_Material for the task:_
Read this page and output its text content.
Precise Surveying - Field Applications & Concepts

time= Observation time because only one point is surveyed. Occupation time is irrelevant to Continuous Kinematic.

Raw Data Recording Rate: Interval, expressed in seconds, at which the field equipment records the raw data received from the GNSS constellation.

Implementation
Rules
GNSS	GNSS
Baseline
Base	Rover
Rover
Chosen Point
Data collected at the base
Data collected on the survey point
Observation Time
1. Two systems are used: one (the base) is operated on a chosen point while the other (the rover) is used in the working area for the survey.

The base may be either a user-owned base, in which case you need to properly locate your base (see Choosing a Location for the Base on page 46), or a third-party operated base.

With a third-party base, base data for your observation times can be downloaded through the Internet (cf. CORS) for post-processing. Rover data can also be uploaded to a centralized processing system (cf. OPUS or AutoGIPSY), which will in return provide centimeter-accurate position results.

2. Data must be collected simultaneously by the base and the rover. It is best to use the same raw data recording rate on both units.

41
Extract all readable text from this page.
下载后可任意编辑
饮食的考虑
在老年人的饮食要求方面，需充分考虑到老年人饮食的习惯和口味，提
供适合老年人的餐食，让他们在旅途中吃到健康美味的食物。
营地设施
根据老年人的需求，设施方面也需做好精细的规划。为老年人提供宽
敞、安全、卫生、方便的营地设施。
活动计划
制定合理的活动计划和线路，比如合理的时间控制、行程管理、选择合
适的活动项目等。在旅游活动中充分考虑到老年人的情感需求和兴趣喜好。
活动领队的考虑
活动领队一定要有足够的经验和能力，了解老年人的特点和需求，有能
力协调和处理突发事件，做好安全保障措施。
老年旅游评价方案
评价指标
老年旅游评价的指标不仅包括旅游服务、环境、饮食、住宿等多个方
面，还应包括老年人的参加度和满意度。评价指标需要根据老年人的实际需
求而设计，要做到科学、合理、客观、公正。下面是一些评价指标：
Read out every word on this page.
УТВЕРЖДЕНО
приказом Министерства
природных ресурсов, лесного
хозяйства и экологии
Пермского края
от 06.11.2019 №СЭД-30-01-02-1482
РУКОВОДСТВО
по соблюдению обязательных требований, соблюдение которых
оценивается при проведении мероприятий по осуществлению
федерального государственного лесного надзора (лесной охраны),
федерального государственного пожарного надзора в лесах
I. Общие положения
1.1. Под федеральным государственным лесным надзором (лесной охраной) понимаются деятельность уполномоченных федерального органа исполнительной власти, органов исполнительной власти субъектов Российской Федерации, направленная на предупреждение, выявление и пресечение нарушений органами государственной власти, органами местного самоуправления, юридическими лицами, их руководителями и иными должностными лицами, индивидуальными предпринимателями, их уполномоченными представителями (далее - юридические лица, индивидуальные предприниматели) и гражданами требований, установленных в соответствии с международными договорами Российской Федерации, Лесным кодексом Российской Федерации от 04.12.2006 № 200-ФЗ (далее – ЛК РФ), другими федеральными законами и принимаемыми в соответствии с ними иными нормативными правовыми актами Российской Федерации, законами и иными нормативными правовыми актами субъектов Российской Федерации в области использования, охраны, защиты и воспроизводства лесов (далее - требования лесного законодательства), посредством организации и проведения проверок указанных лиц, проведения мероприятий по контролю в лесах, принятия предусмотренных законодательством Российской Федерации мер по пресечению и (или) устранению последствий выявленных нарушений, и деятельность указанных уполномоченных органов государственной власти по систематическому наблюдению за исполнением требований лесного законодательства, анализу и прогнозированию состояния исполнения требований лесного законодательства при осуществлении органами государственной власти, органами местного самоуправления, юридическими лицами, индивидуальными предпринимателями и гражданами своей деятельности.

_To do:_
Every line of the records above needs to be given again exactly.

_Complete output:_
Read this page and output its text content.
Precise Surveying - Field Applications & Concepts

time= Observation time because only one point is surveyed. Occupation time is irrelevant to Continuous Kinematic.

Raw Data Recording Rate: Interval, expressed in seconds, at which the field equipment records the raw data received from the GNSS constellation.

Implementation
Rules
GNSS	GNSS
Baseline
Base	Rover
Rover
Chosen Point
Data collected at the base
Data collected on the survey point
Observation Time
1. Two systems are used: one (the base) is operated on a chosen point while the other (the rover) is used in the working area for the survey.

The base may be either a user-owned base, in which case you need to properly locate your base (see Choosing a Location for the Base on page 46), or a third-party operated base.

With a third-party base, base data for your observation times can be downloaded through the Internet (cf. CORS) for post-processing. Rover data can also be uploaded to a centralized processing system (cf. OPUS or AutoGIPSY), which will in return provide centimeter-accurate position results.

2. Data must be collected simultaneously by the base and the rover. It is best to use the same raw data recording rate on both units.

41
Extract all readable text from this page.
下载后可任意编辑
饮食的考虑
在老年人的饮食要求方面，需充分考虑到老年人饮食的习惯和口味，提
供适合老年人的餐食，让他们在旅途中吃到健康美味的食物。
营地设施
根据老年人的需求，设施方面也需做好精细的规划。为老年人提供宽
敞、安全、卫生、方便的营地设施。
活动计划
制定合理的活动计划和线路，比如合理的时间控制、行程管理、选择合
适的活动项目等。在旅游活动中充分考虑到老年人的情感需求和兴趣喜好。
活动领队的考虑
活动领队一定要有足够的经验和能力，了解老年人的特点和需求，有能
力协调和处理突发事件，做好安全保障措施。
老年旅游评价方案
评价指标
老年旅游评价的指标不仅包括旅游服务、环境、饮食、住宿等多个方
面，还应包括老年人的参加度和满意度。评价指标需要根据老年人的实际需
求而设计，要做到科学、合理、客观、公正。下面是一些评价指标：
Read out every word on this page.
УТВЕРЖДЕНО
приказом Министерства
природных ресурсов, лесного
хозяйства и экологии
Пермского края
от 06.11.2019 №СЭД-30-01-02-1482
РУКОВОДСТВО
по соблюдению обязательных требований, соблюдение которых
оценивается при проведении мероприятий по осуществлению
федерального государственного лесного надзора (лесной охраны),
федерального государственного пожарного надзора в лесах
I. Общие положения
1.1. Под федеральным государственным лесным надзором (лесной охраной) понимаются деятельность уполномоченных федерального органа исполнительной власти, органов исполнительной власти субъектов Российской Федерации, направленная на предупреждение, выявление и пресечение нарушений органами государственной власти, органами местного самоуправления, юридическими лицами, их руководителями и иными должностными лицами, индивидуальными предпринимателями, их уполномоченными представителями (далее - юридические лица, индивидуальные предприниматели) и гражданами требований, установленных в соответствии с международными договорами Российской Федерации, Лесным кодексом Российской Федерации от 04.12.2006 № 200-ФЗ (далее – ЛК РФ), другими федеральными законами и принимаемыми в соответствии с ними иными нормативными правовыми актами Российской Федерации, законами и иными нормативными правовыми актами субъектов Российской Федерации в области использования, охраны, защиты и воспроизводства лесов (далее - требования лесного законодательства), посредством организации и проведения проверок указанных лиц, проведения мероприятий по контролю в лесах, принятия предусмотренных законодательством Российской Федерации мер по пресечению и (или) устранению последствий выявленных нарушений, и деятельность указанных уполномоченных органов государственной власти по систематическому наблюдению за исполнением требований лесного законодательства, анализу и прогнозированию состояния исполнения требований лесного законодательства при осуществлении органами государственной власти, органами местного самоуправления, юридическими лицами, индивидуальными предпринимателями и гражданами своей деятельности.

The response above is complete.